» **Stated exercise**: Take the entries below and reproduce them word for word.

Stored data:
::::::

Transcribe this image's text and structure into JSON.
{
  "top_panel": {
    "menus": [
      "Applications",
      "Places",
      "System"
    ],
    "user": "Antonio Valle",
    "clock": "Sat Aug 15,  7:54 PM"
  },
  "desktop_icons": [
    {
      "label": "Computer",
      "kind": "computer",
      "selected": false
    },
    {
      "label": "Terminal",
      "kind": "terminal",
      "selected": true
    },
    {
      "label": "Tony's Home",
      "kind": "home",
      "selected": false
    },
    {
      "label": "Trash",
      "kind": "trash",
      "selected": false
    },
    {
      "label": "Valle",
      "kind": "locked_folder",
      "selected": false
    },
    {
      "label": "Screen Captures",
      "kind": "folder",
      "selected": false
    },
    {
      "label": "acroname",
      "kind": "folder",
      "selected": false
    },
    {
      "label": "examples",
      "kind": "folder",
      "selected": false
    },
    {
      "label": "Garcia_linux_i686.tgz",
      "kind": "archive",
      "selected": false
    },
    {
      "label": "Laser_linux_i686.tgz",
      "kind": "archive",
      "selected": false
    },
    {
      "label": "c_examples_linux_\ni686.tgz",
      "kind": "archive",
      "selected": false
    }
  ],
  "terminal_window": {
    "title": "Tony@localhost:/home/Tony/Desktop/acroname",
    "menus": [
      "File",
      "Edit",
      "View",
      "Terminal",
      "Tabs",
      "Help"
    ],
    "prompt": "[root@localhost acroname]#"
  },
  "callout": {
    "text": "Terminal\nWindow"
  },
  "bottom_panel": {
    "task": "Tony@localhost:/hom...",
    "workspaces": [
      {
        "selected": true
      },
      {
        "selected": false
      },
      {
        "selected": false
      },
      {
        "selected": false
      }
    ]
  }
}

::::::

» **Correct response**:
Transcribe this image's text and structure into JSON.
{
  "top_panel": {
    "menus": [
      "Applications",
      "Places",
      "System"
    ],
    "user": "Antonio Valle",
    "clock": "Sat Aug 15,  7:54 PM"
  },
  "desktop_icons": [
    {
      "label": "Computer",
      "kind": "computer",
      "selected": false
    },
    {
      "label": "Terminal",
      "kind": "terminal",
      "selected": true
    },
    {
      "label": "Tony's Home",
      "kind": "home",
      "selected": false
    },
    {
      "label": "Trash",
      "kind": "trash",
      "selected": false
    },
    {
      "label": "Valle",
      "kind": "locked_folder",
      "selected": false
    },
    {
      "label": "Screen Captures",
      "kind": "folder",
      "selected": false
    },
    {
      "label": "acroname",
      "kind": "folder",
      "selected": false
    },
    {
      "label": "examples",
      "kind": "folder",
      "selected": false
    },
    {
      "label": "Garcia_linux_i686.tgz",
      "kind": "archive",
      "selected": false
    },
    {
      "label": "Laser_linux_i686.tgz",
      "kind": "archive",
      "selected": false
    },
    {
      "label": "c_examples_linux_\ni686.tgz",
      "kind": "archive",
      "selected": false
    }
  ],
  "terminal_window": {
    "title": "Tony@localhost:/home/Tony/Desktop/acroname",
    "menus": [
      "File",
      "Edit",
      "View",
      "Terminal",
      "Tabs",
      "Help"
    ],
    "prompt": "[root@localhost acroname]#"
  },
  "callout": {
    "text": "Terminal\nWindow"
  },
  "bottom_panel": {
    "task": "Tony@localhost:/hom...",
    "workspaces": [
      {
        "selected": true
      },
      {
        "selected": false
      },
      {
        "selected": false
      },
      {
        "selected": false
      }
    ]
  }
}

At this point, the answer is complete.